Gather each line of the entries below that includes "capita".

[Figure record extracts]
________

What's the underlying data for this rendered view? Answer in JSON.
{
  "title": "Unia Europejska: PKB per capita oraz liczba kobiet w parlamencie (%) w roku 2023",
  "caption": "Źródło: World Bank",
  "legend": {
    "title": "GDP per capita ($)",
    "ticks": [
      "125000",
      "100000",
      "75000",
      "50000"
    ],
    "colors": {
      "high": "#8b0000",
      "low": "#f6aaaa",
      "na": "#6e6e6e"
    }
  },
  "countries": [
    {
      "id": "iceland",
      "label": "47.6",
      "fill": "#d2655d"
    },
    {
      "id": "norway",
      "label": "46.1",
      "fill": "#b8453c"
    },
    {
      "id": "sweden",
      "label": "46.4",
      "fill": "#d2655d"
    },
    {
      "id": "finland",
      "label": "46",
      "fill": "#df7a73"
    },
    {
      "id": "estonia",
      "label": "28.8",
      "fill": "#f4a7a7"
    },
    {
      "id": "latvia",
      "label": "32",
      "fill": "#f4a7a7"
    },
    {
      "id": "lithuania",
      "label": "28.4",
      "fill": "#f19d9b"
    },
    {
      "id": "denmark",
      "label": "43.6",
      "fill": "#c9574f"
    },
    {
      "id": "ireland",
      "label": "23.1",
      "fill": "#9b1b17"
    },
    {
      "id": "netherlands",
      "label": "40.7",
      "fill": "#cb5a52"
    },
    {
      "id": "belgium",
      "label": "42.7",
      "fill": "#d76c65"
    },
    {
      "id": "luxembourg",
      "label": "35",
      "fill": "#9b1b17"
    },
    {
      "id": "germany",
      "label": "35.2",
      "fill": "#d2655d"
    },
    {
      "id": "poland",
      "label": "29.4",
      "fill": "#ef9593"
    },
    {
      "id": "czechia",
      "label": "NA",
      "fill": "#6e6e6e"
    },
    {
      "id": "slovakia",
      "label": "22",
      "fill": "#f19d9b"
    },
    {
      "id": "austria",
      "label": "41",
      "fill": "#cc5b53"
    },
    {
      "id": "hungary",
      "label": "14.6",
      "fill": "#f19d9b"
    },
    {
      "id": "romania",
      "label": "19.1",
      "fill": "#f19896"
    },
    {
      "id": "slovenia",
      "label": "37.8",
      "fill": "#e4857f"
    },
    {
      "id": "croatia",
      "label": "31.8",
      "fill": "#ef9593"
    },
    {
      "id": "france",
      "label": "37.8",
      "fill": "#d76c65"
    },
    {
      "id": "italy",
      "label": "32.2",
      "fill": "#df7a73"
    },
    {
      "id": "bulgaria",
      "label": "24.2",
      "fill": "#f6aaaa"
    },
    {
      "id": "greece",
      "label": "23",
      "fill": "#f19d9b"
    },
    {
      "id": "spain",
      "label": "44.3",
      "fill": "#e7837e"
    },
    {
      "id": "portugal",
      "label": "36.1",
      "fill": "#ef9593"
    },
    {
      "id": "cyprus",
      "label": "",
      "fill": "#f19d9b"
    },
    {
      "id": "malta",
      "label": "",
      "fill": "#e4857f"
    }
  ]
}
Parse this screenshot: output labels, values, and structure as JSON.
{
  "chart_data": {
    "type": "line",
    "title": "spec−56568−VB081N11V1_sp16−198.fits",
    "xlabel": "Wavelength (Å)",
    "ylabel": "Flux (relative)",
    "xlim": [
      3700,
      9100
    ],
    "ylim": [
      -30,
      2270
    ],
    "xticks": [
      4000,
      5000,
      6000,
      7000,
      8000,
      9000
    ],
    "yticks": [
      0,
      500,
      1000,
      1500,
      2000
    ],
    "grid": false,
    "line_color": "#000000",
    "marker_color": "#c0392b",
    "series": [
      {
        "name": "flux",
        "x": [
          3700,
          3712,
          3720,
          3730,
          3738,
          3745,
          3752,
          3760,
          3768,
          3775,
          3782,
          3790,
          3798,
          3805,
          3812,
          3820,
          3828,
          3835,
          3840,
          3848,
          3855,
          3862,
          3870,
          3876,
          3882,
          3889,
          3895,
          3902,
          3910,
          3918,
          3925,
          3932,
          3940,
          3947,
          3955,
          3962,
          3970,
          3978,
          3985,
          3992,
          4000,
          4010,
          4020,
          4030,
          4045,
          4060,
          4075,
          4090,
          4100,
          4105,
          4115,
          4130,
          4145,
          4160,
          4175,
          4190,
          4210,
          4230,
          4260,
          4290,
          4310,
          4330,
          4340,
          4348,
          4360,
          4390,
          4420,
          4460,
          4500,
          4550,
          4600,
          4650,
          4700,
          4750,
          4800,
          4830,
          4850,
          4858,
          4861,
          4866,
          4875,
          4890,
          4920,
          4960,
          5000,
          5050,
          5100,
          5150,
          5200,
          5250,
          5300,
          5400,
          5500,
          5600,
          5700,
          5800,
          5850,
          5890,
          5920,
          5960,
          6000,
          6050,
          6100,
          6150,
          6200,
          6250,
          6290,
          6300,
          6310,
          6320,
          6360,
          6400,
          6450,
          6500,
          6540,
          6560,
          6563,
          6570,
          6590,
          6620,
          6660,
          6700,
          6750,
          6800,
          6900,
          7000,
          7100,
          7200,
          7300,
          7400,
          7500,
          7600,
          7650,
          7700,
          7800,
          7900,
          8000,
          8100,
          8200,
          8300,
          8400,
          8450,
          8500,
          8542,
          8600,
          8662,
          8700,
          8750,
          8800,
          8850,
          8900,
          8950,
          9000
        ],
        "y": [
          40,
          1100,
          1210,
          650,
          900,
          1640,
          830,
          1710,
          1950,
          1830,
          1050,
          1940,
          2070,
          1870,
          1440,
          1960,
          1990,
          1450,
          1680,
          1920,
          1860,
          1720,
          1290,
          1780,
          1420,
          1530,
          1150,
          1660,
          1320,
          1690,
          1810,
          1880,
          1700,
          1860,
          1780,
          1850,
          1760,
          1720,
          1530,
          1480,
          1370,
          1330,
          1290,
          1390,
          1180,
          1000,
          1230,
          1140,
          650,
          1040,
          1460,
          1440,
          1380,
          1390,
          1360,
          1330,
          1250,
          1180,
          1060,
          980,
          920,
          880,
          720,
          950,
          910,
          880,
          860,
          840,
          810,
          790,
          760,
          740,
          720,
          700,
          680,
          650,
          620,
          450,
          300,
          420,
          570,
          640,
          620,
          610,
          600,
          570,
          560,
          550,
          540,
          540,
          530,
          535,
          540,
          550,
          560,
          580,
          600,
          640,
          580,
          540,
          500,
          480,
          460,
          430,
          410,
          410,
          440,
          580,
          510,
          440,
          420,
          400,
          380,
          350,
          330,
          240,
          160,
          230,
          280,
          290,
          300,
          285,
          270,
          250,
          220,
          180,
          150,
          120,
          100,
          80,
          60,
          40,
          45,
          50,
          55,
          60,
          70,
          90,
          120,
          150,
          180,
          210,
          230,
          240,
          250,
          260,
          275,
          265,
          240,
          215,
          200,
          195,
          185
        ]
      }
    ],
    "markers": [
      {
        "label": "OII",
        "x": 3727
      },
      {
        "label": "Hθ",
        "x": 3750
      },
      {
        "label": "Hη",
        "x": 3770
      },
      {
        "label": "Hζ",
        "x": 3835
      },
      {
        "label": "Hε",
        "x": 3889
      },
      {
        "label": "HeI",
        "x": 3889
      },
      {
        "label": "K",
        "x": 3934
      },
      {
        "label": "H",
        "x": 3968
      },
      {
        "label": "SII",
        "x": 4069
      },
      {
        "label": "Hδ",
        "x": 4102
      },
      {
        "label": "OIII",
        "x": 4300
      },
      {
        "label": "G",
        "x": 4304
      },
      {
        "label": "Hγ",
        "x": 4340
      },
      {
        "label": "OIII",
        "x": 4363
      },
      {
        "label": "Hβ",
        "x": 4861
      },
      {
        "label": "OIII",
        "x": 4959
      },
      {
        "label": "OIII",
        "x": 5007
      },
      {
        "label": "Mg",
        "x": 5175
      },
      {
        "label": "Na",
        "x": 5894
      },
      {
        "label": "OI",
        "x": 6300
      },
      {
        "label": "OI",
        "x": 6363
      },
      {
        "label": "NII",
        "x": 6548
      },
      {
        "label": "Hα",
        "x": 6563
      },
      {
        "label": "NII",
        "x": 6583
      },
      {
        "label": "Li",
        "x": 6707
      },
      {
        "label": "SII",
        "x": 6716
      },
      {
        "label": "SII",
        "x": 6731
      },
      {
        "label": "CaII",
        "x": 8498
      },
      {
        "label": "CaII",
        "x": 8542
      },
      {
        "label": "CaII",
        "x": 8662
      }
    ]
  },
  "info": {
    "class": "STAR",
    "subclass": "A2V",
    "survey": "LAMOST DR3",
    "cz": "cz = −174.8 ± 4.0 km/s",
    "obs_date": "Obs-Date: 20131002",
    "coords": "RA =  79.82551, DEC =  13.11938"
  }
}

________

Correct response
  "title": "Unia Europejska: PKB per capita oraz liczba kobiet w parlamencie (%) w roku 2023",
    "title": "GDP per capita ($)",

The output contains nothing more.